━━ PROVIDED RECORDS ━━
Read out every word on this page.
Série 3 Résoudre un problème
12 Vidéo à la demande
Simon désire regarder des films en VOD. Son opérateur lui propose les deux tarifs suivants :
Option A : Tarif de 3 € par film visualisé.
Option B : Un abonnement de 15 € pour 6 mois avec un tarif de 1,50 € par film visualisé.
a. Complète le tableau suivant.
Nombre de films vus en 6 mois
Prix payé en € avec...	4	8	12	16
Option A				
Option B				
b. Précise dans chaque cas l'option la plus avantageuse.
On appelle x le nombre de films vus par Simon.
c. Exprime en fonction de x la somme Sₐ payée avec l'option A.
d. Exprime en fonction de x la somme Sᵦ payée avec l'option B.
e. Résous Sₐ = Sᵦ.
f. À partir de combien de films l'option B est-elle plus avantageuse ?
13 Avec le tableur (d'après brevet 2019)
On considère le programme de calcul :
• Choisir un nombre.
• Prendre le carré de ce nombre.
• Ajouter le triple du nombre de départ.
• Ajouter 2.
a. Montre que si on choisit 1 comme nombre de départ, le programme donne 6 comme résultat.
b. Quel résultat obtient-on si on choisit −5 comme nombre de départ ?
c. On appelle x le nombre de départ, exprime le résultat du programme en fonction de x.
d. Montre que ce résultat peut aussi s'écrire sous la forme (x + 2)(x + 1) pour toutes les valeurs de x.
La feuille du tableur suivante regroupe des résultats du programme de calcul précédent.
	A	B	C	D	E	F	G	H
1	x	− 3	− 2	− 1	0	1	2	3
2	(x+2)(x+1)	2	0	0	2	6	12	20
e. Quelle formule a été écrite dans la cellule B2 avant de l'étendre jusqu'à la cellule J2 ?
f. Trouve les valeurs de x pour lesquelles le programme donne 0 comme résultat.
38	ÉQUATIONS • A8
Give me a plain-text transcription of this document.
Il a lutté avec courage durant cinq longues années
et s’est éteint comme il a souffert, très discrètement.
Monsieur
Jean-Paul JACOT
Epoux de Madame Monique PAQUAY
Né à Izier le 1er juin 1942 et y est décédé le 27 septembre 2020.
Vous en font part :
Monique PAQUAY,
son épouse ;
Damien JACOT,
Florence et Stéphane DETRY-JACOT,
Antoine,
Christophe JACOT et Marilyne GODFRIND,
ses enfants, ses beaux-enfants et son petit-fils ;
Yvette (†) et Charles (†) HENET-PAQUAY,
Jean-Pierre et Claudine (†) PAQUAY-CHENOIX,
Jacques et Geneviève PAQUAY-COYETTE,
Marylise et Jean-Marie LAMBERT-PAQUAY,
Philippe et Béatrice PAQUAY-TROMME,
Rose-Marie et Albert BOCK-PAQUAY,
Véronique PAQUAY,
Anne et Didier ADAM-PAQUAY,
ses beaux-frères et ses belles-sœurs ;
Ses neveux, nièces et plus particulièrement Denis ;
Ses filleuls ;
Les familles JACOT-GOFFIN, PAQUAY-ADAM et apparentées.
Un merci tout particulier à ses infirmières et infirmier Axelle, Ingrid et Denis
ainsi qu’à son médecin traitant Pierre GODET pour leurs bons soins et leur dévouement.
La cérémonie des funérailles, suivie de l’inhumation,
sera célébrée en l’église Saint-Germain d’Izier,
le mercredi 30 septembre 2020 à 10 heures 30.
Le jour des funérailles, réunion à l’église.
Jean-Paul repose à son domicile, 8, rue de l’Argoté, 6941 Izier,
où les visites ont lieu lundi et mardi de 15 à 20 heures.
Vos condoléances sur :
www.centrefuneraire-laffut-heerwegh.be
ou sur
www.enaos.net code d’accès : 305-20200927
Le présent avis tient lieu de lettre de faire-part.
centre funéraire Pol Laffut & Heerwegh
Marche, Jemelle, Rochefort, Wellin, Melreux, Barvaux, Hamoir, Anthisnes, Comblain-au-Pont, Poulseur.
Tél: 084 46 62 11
━━━
* WORK TO BE COMPLETED: Exactly reproduce every line of the records.

* COMPLETE RESPONSE:
Read out every word on this page.
Série 3 Résoudre un problème
12 Vidéo à la demande
Simon désire regarder des films en VOD. Son opérateur lui propose les deux tarifs suivants :
Option A : Tarif de 3 € par film visualisé.
Option B : Un abonnement de 15 € pour 6 mois avec un tarif de 1,50 € par film visualisé.
a. Complète le tableau suivant.
Nombre de films vus en 6 mois
Prix payé en € avec...	4	8	12	16
Option A				
Option B				
b. Précise dans chaque cas l'option la plus avantageuse.
On appelle x le nombre de films vus par Simon.
c. Exprime en fonction de x la somme Sₐ payée avec l'option A.
d. Exprime en fonction de x la somme Sᵦ payée avec l'option B.
e. Résous Sₐ = Sᵦ.
f. À partir de combien de films l'option B est-elle plus avantageuse ?
13 Avec le tableur (d'après brevet 2019)
On considère le programme de calcul :
• Choisir un nombre.
• Prendre le carré de ce nombre.
• Ajouter le triple du nombre de départ.
• Ajouter 2.
a. Montre que si on choisit 1 comme nombre de départ, le programme donne 6 comme résultat.
b. Quel résultat obtient-on si on choisit −5 comme nombre de départ ?
c. On appelle x le nombre de départ, exprime le résultat du programme en fonction de x.
d. Montre que ce résultat peut aussi s'écrire sous la forme (x + 2)(x + 1) pour toutes les valeurs de x.
La feuille du tableur suivante regroupe des résultats du programme de calcul précédent.
	A	B	C	D	E	F	G	H
1	x	− 3	− 2	− 1	0	1	2	3
2	(x+2)(x+1)	2	0	0	2	6	12	20
e. Quelle formule a été écrite dans la cellule B2 avant de l'étendre jusqu'à la cellule J2 ?
f. Trouve les valeurs de x pour lesquelles le programme donne 0 comme résultat.
38	ÉQUATIONS • A8
Give me a plain-text transcription of this document.
Il a lutté avec courage durant cinq longues années
et s’est éteint comme il a souffert, très discrètement.
Monsieur
Jean-Paul JACOT
Epoux de Madame Monique PAQUAY
Né à Izier le 1er juin 1942 et y est décédé le 27 septembre 2020.
Vous en font part :
Monique PAQUAY,
son épouse ;
Damien JACOT,
Florence et Stéphane DETRY-JACOT,
Antoine,
Christophe JACOT et Marilyne GODFRIND,
ses enfants, ses beaux-enfants et son petit-fils ;
Yvette (†) et Charles (†) HENET-PAQUAY,
Jean-Pierre et Claudine (†) PAQUAY-CHENOIX,
Jacques et Geneviève PAQUAY-COYETTE,
Marylise et Jean-Marie LAMBERT-PAQUAY,
Philippe et Béatrice PAQUAY-TROMME,
Rose-Marie et Albert BOCK-PAQUAY,
Véronique PAQUAY,
Anne et Didier ADAM-PAQUAY,
ses beaux-frères et ses belles-sœurs ;
Ses neveux, nièces et plus particulièrement Denis ;
Ses filleuls ;
Les familles JACOT-GOFFIN, PAQUAY-ADAM et apparentées.
Un merci tout particulier à ses infirmières et infirmier Axelle, Ingrid et Denis
ainsi qu’à son médecin traitant Pierre GODET pour leurs bons soins et leur dévouement.
La cérémonie des funérailles, suivie de l’inhumation,
sera célébrée en l’église Saint-Germain d’Izier,
le mercredi 30 septembre 2020 à 10 heures 30.
Le jour des funérailles, réunion à l’église.
Jean-Paul repose à son domicile, 8, rue de l’Argoté, 6941 Izier,
où les visites ont lieu lundi et mardi de 15 à 20 heures.
Vos condoléances sur :
www.centrefuneraire-laffut-heerwegh.be
ou sur
www.enaos.net code d’accès : 305-20200927
Le présent avis tient lieu de lettre de faire-part.
centre funéraire Pol Laffut & Heerwegh
Marche, Jemelle, Rochefort, Wellin, Melreux, Barvaux, Hamoir, Anthisnes, Comblain-au-Pont, Poulseur.
Tél: 084 46 62 11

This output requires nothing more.